Instructions for the task
Both ends included, set down the lines from the line containing "Extract the structured" through the last line of the records below, without pictures.

--- begin ---

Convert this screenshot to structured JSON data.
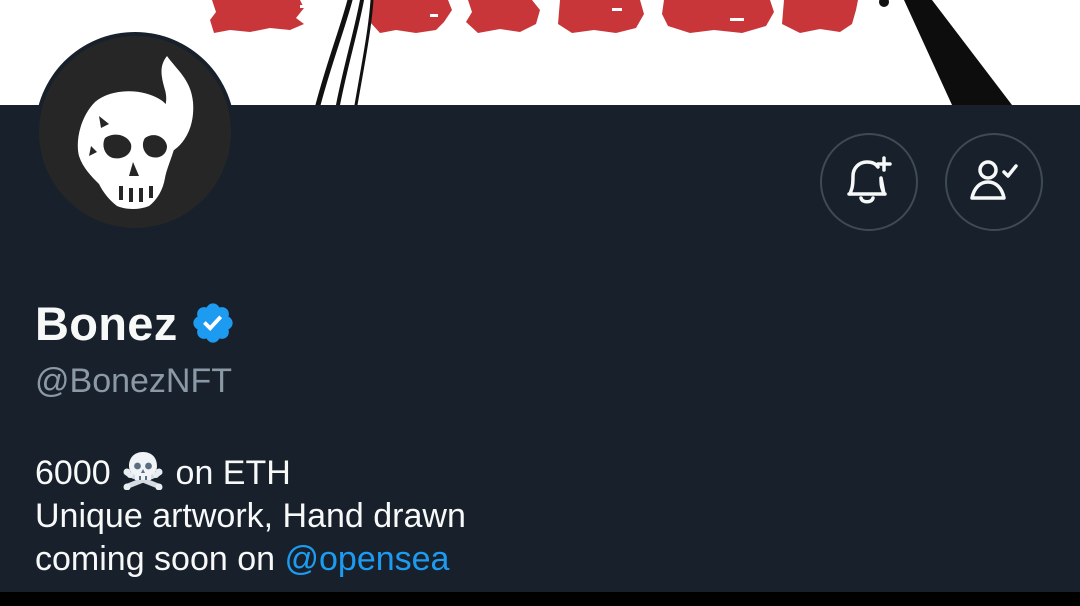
{
  "profile": {
    "display_name": "Bonez",
    "handle": "@BonezNFT",
    "verified": true,
    "avatar_icon": "skull-logo-icon",
    "banner_icon": "bonez-banner-art"
  },
  "actions": {
    "notify_icon": "bell-plus-icon",
    "following_icon": "person-check-icon"
  },
  "bio": {
    "line1_count": "6000",
    "line1_icon": "skull-crossbones-icon",
    "line1_rest": " on ETH",
    "line2": "Unique artwork, Hand drawn",
    "line3_prefix": "coming soon on ",
    "line3_mention": "@opensea"
  },
  "colors": {
    "background": "#17202b",
    "name": "#f7f9f9",
    "handle": "#8b98a5",
    "link": "#1d9bf0",
    "verified_badge": "#1d9bf0",
    "banner_red": "#c8363a"
  }
}
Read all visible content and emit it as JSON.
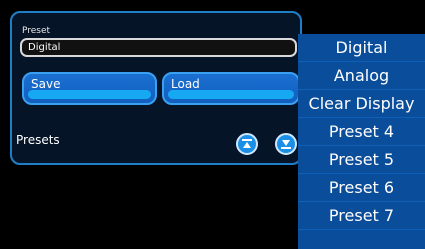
{
  "preset": {
    "label": "Preset",
    "value": "Digital"
  },
  "buttons": {
    "save_label": "Save",
    "load_label": "Load"
  },
  "presets_label": "Presets",
  "icons": {
    "up": "arrow-up-icon",
    "down": "arrow-down-icon"
  },
  "dropdown": {
    "items": [
      "Digital",
      "Analog",
      "Clear Display",
      "Preset 4",
      "Preset 5",
      "Preset 6",
      "Preset 7"
    ]
  },
  "colors": {
    "panel_border": "#1e7fc8",
    "button_blue": "#1a6fd0",
    "dropdown_bg": "#0a4d9a"
  }
}
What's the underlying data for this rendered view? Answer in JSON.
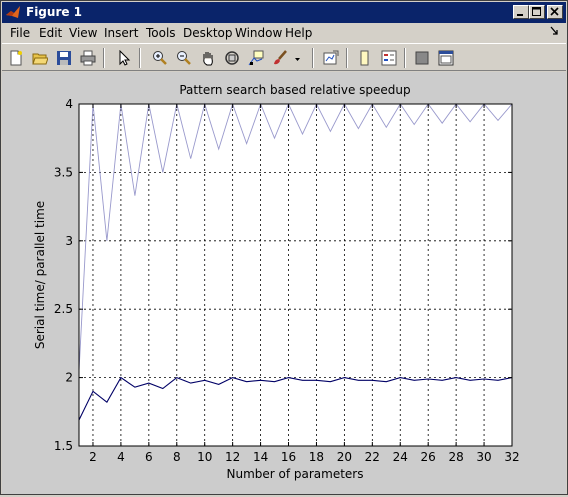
{
  "window": {
    "title": "Figure 1",
    "title_bar_color": "#0a246a"
  },
  "menu": [
    {
      "label": "File"
    },
    {
      "label": "Edit"
    },
    {
      "label": "View"
    },
    {
      "label": "Insert"
    },
    {
      "label": "Tools"
    },
    {
      "label": "Desktop"
    },
    {
      "label": "Window"
    },
    {
      "label": "Help"
    }
  ],
  "toolbar_icons": [
    "new-figure-icon",
    "open-file-icon",
    "save-icon",
    "print-icon",
    "select-arrow-icon",
    "zoom-in-icon",
    "zoom-out-icon",
    "pan-hand-icon",
    "rotate-3d-icon",
    "data-cursor-icon",
    "brush-icon",
    "link-plot-icon",
    "colorbar-icon",
    "legend-icon",
    "hide-plot-tools-icon",
    "show-plot-tools-icon"
  ],
  "chart_data": {
    "type": "line",
    "title": "Pattern search based relative speedup",
    "xlabel": "Number of parameters",
    "ylabel": "Serial time/ parallel time",
    "xlim": [
      1,
      32
    ],
    "ylim": [
      1.5,
      4
    ],
    "xticks": [
      2,
      4,
      6,
      8,
      10,
      12,
      14,
      16,
      18,
      20,
      22,
      24,
      26,
      28,
      30,
      32
    ],
    "yticks": [
      1.5,
      2,
      2.5,
      3,
      3.5,
      4
    ],
    "ytick_labels": [
      "1.5",
      "2",
      "2.5",
      "3",
      "3.5",
      "4"
    ],
    "grid": true,
    "grid_style": "dotted",
    "series": [
      {
        "color": "#9999cc",
        "x": [
          1,
          2,
          3,
          4,
          5,
          6,
          7,
          8,
          9,
          10,
          11,
          12,
          13,
          14,
          15,
          16,
          17,
          18,
          19,
          20,
          21,
          22,
          23,
          24,
          25,
          26,
          27,
          28,
          29,
          30,
          31,
          32
        ],
        "y": [
          2.05,
          4.0,
          3.0,
          4.0,
          3.33,
          4.0,
          3.5,
          4.0,
          3.6,
          4.0,
          3.67,
          4.0,
          3.71,
          4.0,
          3.75,
          4.0,
          3.78,
          4.0,
          3.8,
          4.0,
          3.82,
          4.0,
          3.83,
          4.0,
          3.85,
          4.0,
          3.86,
          4.0,
          3.87,
          4.0,
          3.88,
          4.0
        ]
      },
      {
        "color": "#000066",
        "x": [
          1,
          2,
          3,
          4,
          5,
          6,
          7,
          8,
          9,
          10,
          11,
          12,
          13,
          14,
          15,
          16,
          17,
          18,
          19,
          20,
          21,
          22,
          23,
          24,
          25,
          26,
          27,
          28,
          29,
          30,
          31,
          32
        ],
        "y": [
          1.69,
          1.9,
          1.82,
          2.0,
          1.93,
          1.96,
          1.92,
          2.0,
          1.96,
          1.98,
          1.95,
          2.0,
          1.97,
          1.98,
          1.97,
          2.0,
          1.98,
          1.98,
          1.97,
          2.0,
          1.98,
          1.98,
          1.97,
          2.0,
          1.98,
          1.99,
          1.98,
          2.0,
          1.98,
          1.99,
          1.98,
          2.0
        ]
      }
    ]
  }
}
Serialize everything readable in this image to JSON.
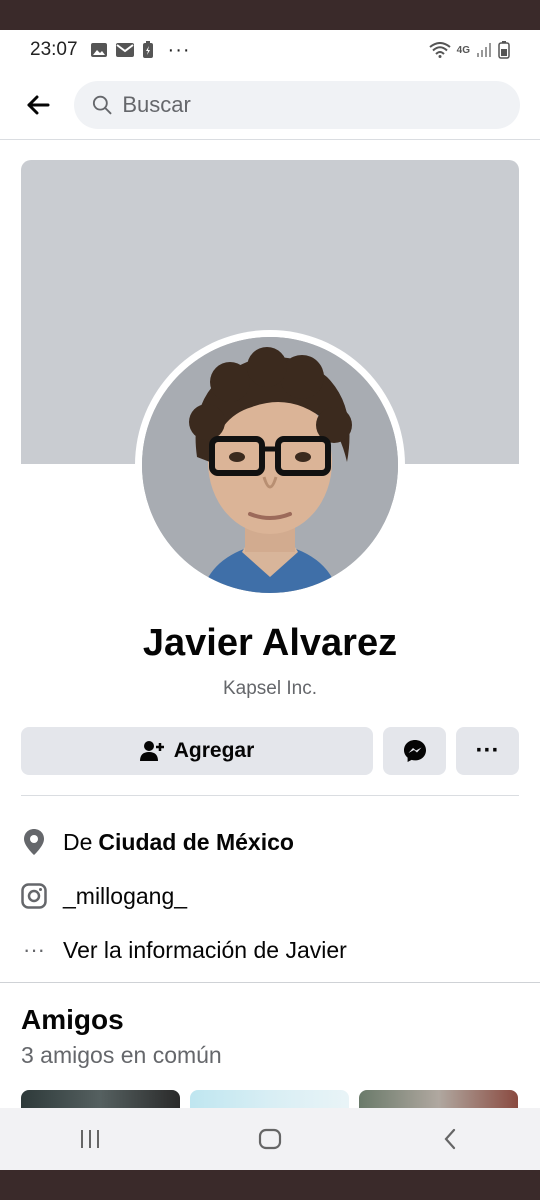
{
  "status_bar": {
    "time": "23:07",
    "network": "4G"
  },
  "header": {
    "search_placeholder": "Buscar"
  },
  "profile": {
    "name": "Javier Alvarez",
    "subtitle": "Kapsel Inc."
  },
  "actions": {
    "add_label": "Agregar"
  },
  "info": {
    "location_prefix": "De",
    "location": "Ciudad de México",
    "instagram": "_millogang_",
    "more_info": "Ver la información de Javier"
  },
  "friends": {
    "title": "Amigos",
    "mutual": "3 amigos en común"
  },
  "colors": {
    "cover": "#c9ccd1",
    "button_bg": "#e4e6eb",
    "secondary_text": "#65676b"
  }
}
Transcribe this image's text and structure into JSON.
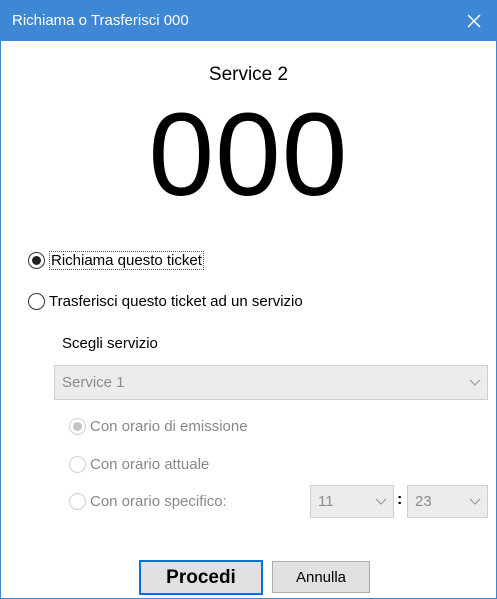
{
  "window": {
    "title": "Richiama o Trasferisci 000"
  },
  "ticket": {
    "service": "Service 2",
    "number": "000"
  },
  "options": {
    "recall_label": "Richiama questo ticket",
    "transfer_label": "Trasferisci questo ticket ad un servizio"
  },
  "transfer": {
    "choose_service_label": "Scegli servizio",
    "service_select_value": "Service 1",
    "time_options": [
      {
        "label": "Con orario di emissione",
        "selected": true
      },
      {
        "label": "Con orario attuale",
        "selected": false
      },
      {
        "label": "Con orario specifico:",
        "selected": false
      }
    ],
    "hour_value": "11",
    "minute_value": "23",
    "separator": ":"
  },
  "buttons": {
    "proceed": "Procedi",
    "cancel": "Annulla"
  },
  "colors": {
    "titlebar": "#3d87d4",
    "default_button_border": "#0f6fd6"
  }
}
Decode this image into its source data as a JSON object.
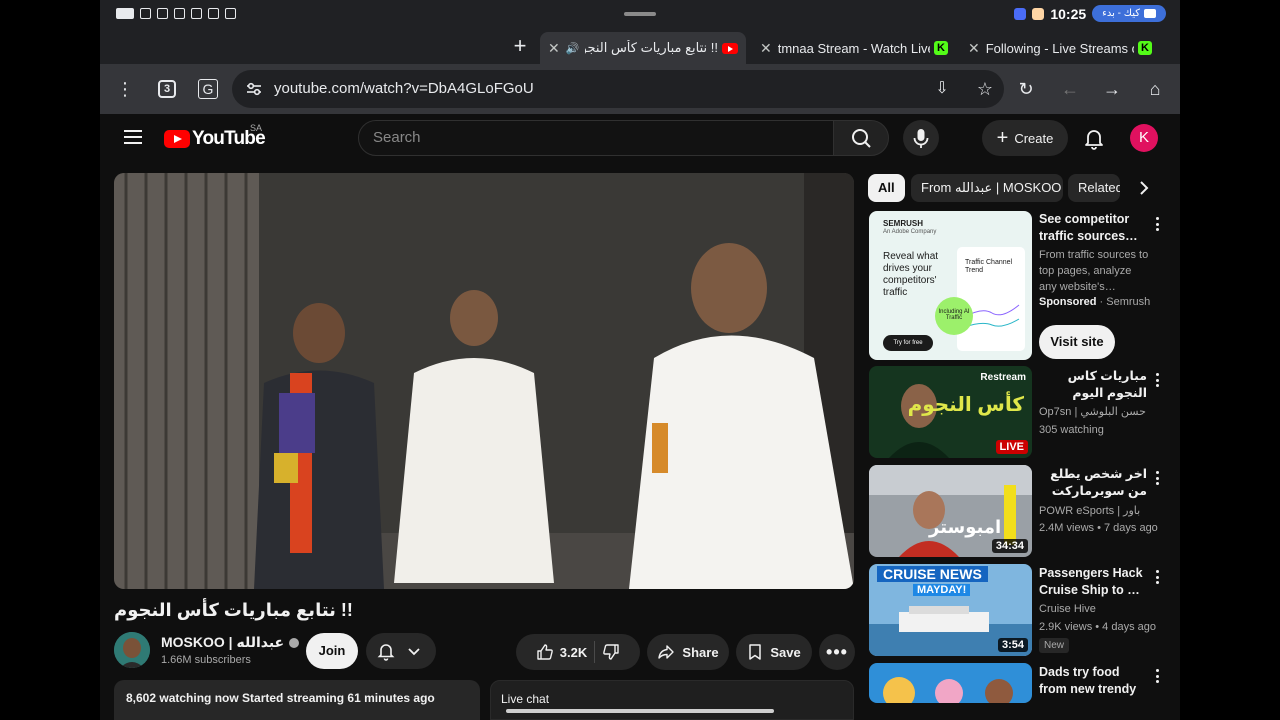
{
  "status": {
    "time": "10:25",
    "pill": "كيك - بدء"
  },
  "tabs": [
    {
      "title": "!! نتابع مباريات كأس النجوم -",
      "favicon": "youtube-icon",
      "active": true
    },
    {
      "title": "tmnaa Stream - Watch Live",
      "favicon": "kick-icon",
      "active": false
    },
    {
      "title": "Following - Live Streams on",
      "favicon": "kick-icon",
      "active": false
    }
  ],
  "toolbar": {
    "tab_count": "3",
    "url": "youtube.com/watch?v=DbA4GLoFGoU"
  },
  "youtube": {
    "logo_word": "YouTube",
    "country": "SA",
    "search_placeholder": "Search",
    "create_label": "Create",
    "avatar_letter": "K"
  },
  "video": {
    "title": "!! نتابع مباريات كأس النجوم",
    "channel": "MOSKOO | عبدالله",
    "subscribers": "1.66M subscribers",
    "join_label": "Join",
    "likes": "3.2K",
    "share_label": "Share",
    "save_label": "Save",
    "description": "8,602 watching now  Started streaming 61 minutes ago",
    "live_chat": "Live chat"
  },
  "chips": [
    "All",
    "From عبدالله | MOSKOO",
    "Related"
  ],
  "sidebar": {
    "ad": {
      "title": "See competitor traffic sources…",
      "desc": "From traffic sources to top pages, analyze any website's…",
      "sponsored": "Sponsored",
      "advertiser": "· Semrush",
      "cta": "Visit site",
      "thumb_brand": "SEMRUSH",
      "thumb_sub": "An Adobe Company",
      "thumb_headline": "Reveal what drives your competitors' traffic",
      "thumb_card": "Traffic Channel Trend",
      "thumb_badge": "Including AI Traffic",
      "thumb_btn": "Try for free"
    },
    "items": [
      {
        "title": "مباريات كاس النجوم اليوم الثاني 🔥🤩",
        "channel": "Op7sn | حسن البلوشي",
        "meta": "305 watching",
        "badge": "LIVE",
        "thumb_text": "Restream",
        "thumb_big": "كأس النجوم"
      },
      {
        "title": "اخر شخص يطلع من سوبرماركت يفوز ب …",
        "channel": "POWR eSports | باور",
        "meta": "2.4M views • 7 days ago",
        "duration": "34:34",
        "thumb_big": "امبوستر"
      },
      {
        "title": "Passengers Hack Cruise Ship to …",
        "channel": "Cruise Hive",
        "meta": "2.9K views • 4 days ago",
        "duration": "3:54",
        "new_label": "New",
        "thumb_big": "CRUISE NEWS",
        "thumb_sub": "MAYDAY!"
      },
      {
        "title": "Dads try food from new trendy …"
      }
    ]
  }
}
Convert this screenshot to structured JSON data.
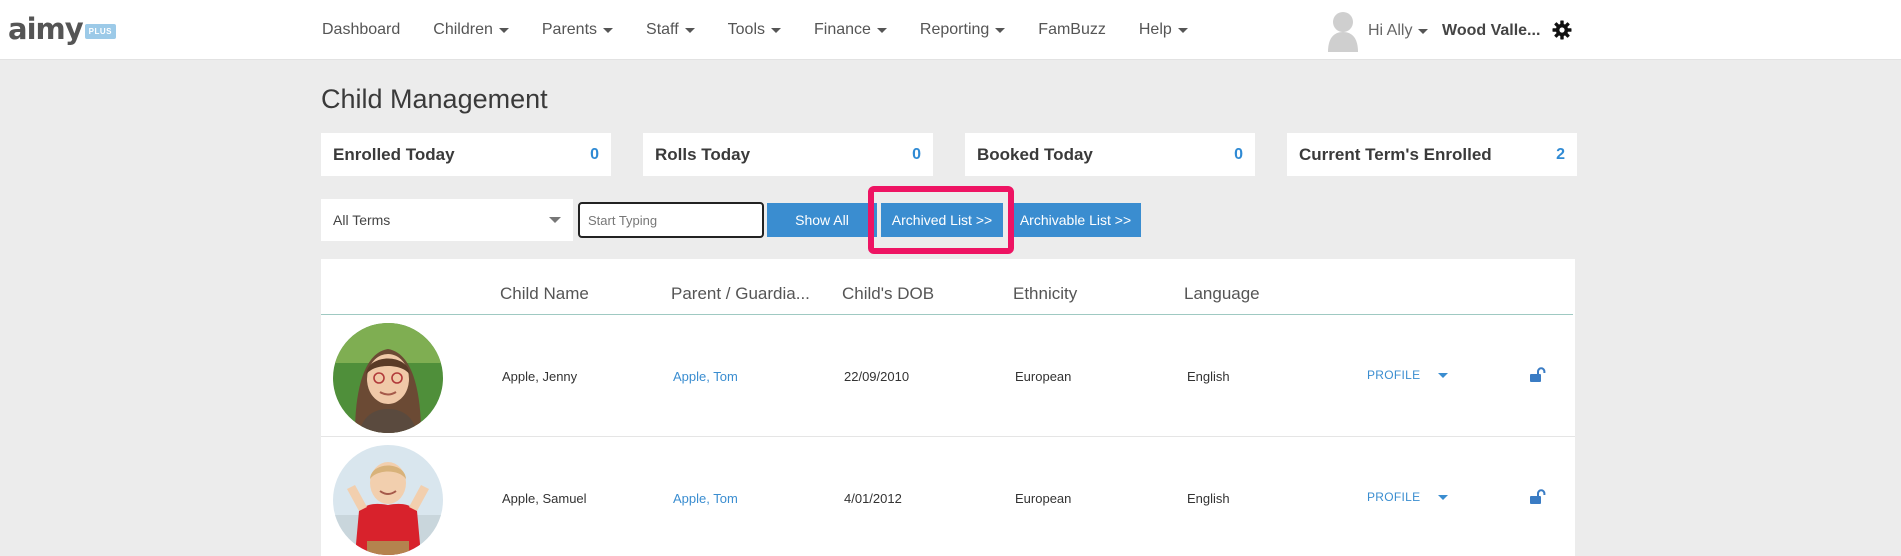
{
  "logo": {
    "text": "aimy",
    "badge": "PLUS"
  },
  "nav": {
    "items": [
      {
        "label": "Dashboard",
        "dropdown": false
      },
      {
        "label": "Children",
        "dropdown": true
      },
      {
        "label": "Parents",
        "dropdown": true
      },
      {
        "label": "Staff",
        "dropdown": true
      },
      {
        "label": "Tools",
        "dropdown": true
      },
      {
        "label": "Finance",
        "dropdown": true
      },
      {
        "label": "Reporting",
        "dropdown": true
      },
      {
        "label": "FamBuzz",
        "dropdown": false
      },
      {
        "label": "Help",
        "dropdown": true
      }
    ],
    "user_greeting": "Hi Ally",
    "org_name": "Wood Valle..."
  },
  "page_title": "Child Management",
  "stats": [
    {
      "label": "Enrolled Today",
      "value": "0"
    },
    {
      "label": "Rolls Today",
      "value": "0"
    },
    {
      "label": "Booked Today",
      "value": "0"
    },
    {
      "label": "Current Term's Enrolled",
      "value": "2"
    }
  ],
  "filters": {
    "term_selected": "All Terms",
    "search_placeholder": "Start Typing",
    "show_all_label": "Show All",
    "archived_label": "Archived List >>",
    "archivable_label": "Archivable List >>"
  },
  "table": {
    "headers": [
      "Child Name",
      "Parent / Guardia...",
      "Child's DOB",
      "Ethnicity",
      "Language"
    ],
    "profile_label": "PROFILE",
    "rows": [
      {
        "name": "Apple, Jenny",
        "parent": "Apple, Tom",
        "dob": "22/09/2010",
        "ethnicity": "European",
        "language": "English"
      },
      {
        "name": "Apple, Samuel",
        "parent": "Apple, Tom",
        "dob": "4/01/2012",
        "ethnicity": "European",
        "language": "English"
      }
    ]
  },
  "colors": {
    "accent": "#3a8dd0",
    "highlight": "#ee1463",
    "background": "#ececec"
  }
}
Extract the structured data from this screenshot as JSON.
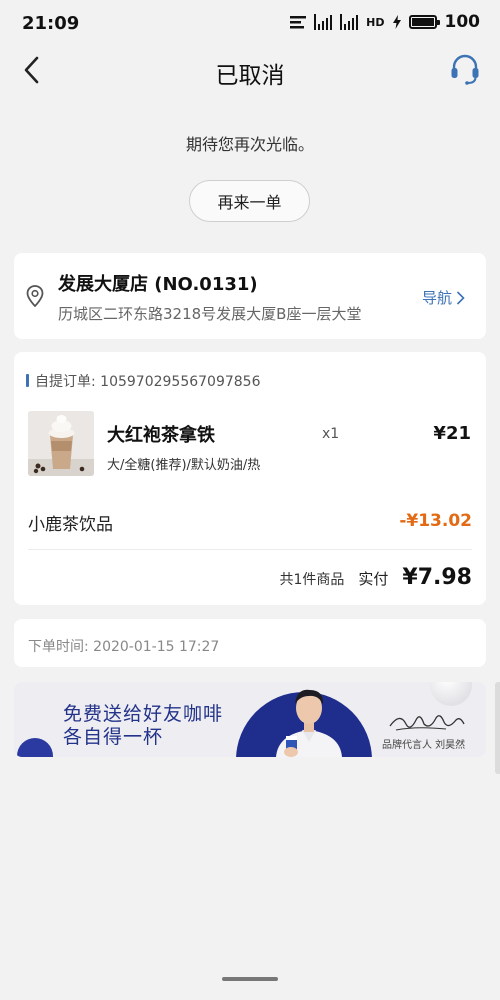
{
  "status_bar": {
    "time": "21:09",
    "network_label": "HD",
    "battery": "100",
    "battery_level": 1.0
  },
  "header": {
    "title": "已取消",
    "back_icon": "chevron-left-icon",
    "support_icon": "headset-icon",
    "accent_color": "#3d72b4"
  },
  "welcome_text": "期待您再次光临。",
  "reorder_button": "再来一单",
  "store": {
    "name": "发展大厦店 (NO.0131)",
    "address": "历城区二环东路3218号发展大厦B座一层大堂",
    "navigate_label": "导航"
  },
  "order": {
    "number_text": "自提订单: 105970295567097856",
    "item": {
      "name": "大红袍茶拿铁",
      "spec": "大/全糖(推荐)/默认奶油/热",
      "qty": "x1",
      "price": "¥21"
    },
    "discount": {
      "name": "小鹿茶饮品",
      "amount": "-¥13.02",
      "color": "#e36a14"
    },
    "total": {
      "count": "共1件商品",
      "label": "实付",
      "amount": "¥7.98"
    }
  },
  "order_time": "下单时间:  2020-01-15 17:27",
  "banner": {
    "line1": "免费送给好友咖啡",
    "line2": "各自得一杯",
    "caption": "品牌代言人 刘昊然",
    "brand_color": "#1f2e8c"
  }
}
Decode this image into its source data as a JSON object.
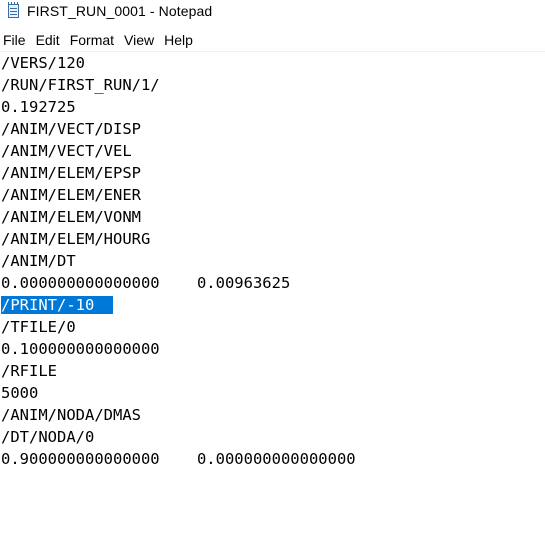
{
  "window": {
    "title": "FIRST_RUN_0001 - Notepad",
    "app_icon": "notepad-icon"
  },
  "menu": {
    "items": [
      "File",
      "Edit",
      "Format",
      "View",
      "Help"
    ]
  },
  "editor": {
    "lines": [
      "/VERS/120",
      "/RUN/FIRST_RUN/1/",
      "0.192725",
      "/ANIM/VECT/DISP",
      "/ANIM/VECT/VEL",
      "/ANIM/ELEM/EPSP",
      "/ANIM/ELEM/ENER",
      "/ANIM/ELEM/VONM",
      "/ANIM/ELEM/HOURG",
      "/ANIM/DT",
      "0.000000000000000    0.00963625",
      "/PRINT/-10",
      "/TFILE/0",
      "0.100000000000000",
      "/RFILE",
      "5000",
      "/ANIM/NODA/DMAS",
      "/DT/NODA/0",
      "0.900000000000000    0.000000000000000"
    ],
    "selected_text": "/PRINT/-10",
    "selection_color": "#0078d7"
  }
}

--- end ---

Written answer
Extract the structured data from this screenshot as JSON.
{
  "status_bar": {
    "time": "21:09",
    "network_label": "HD",
    "battery": "100",
    "battery_level": 1.0
  },
  "header": {
    "title": "已取消",
    "back_icon": "chevron-left-icon",
    "support_icon": "headset-icon",
    "accent_color": "#3d72b4"
  },
  "welcome_text": "期待您再次光临。",
  "reorder_button": "再来一单",
  "store": {
    "name": "发展大厦店 (NO.0131)",
    "address": "历城区二环东路3218号发展大厦B座一层大堂",
    "navigate_label": "导航"
  },
  "order": {
    "number_text": "自提订单: 105970295567097856",
    "item": {
      "name": "大红袍茶拿铁",
      "spec": "大/全糖(推荐)/默认奶油/热",
      "qty": "x1",
      "price": "¥21"
    },
    "discount": {
      "name": "小鹿茶饮品",
      "amount": "-¥13.02",
      "color": "#e36a14"
    },
    "total": {
      "count": "共1件商品",
      "label": "实付",
      "amount": "¥7.98"
    }
  },
  "order_time": "下单时间:  2020-01-15 17:27",
  "banner": {
    "line1": "免费送给好友咖啡",
    "line2": "各自得一杯",
    "caption": "品牌代言人 刘昊然",
    "brand_color": "#1f2e8c"
  }
}
Decode this image into its source data as a JSON object.
{
  "window": {
    "title": "FIRST_RUN_0001 - Notepad",
    "app_icon": "notepad-icon"
  },
  "menu": {
    "items": [
      "File",
      "Edit",
      "Format",
      "View",
      "Help"
    ]
  },
  "editor": {
    "lines": [
      "/VERS/120",
      "/RUN/FIRST_RUN/1/",
      "0.192725",
      "/ANIM/VECT/DISP",
      "/ANIM/VECT/VEL",
      "/ANIM/ELEM/EPSP",
      "/ANIM/ELEM/ENER",
      "/ANIM/ELEM/VONM",
      "/ANIM/ELEM/HOURG",
      "/ANIM/DT",
      "0.000000000000000    0.00963625",
      "/PRINT/-10",
      "/TFILE/0",
      "0.100000000000000",
      "/RFILE",
      "5000",
      "/ANIM/NODA/DMAS",
      "/DT/NODA/0",
      "0.900000000000000    0.000000000000000"
    ],
    "selected_text": "/PRINT/-10",
    "selection_color": "#0078d7"
  }
}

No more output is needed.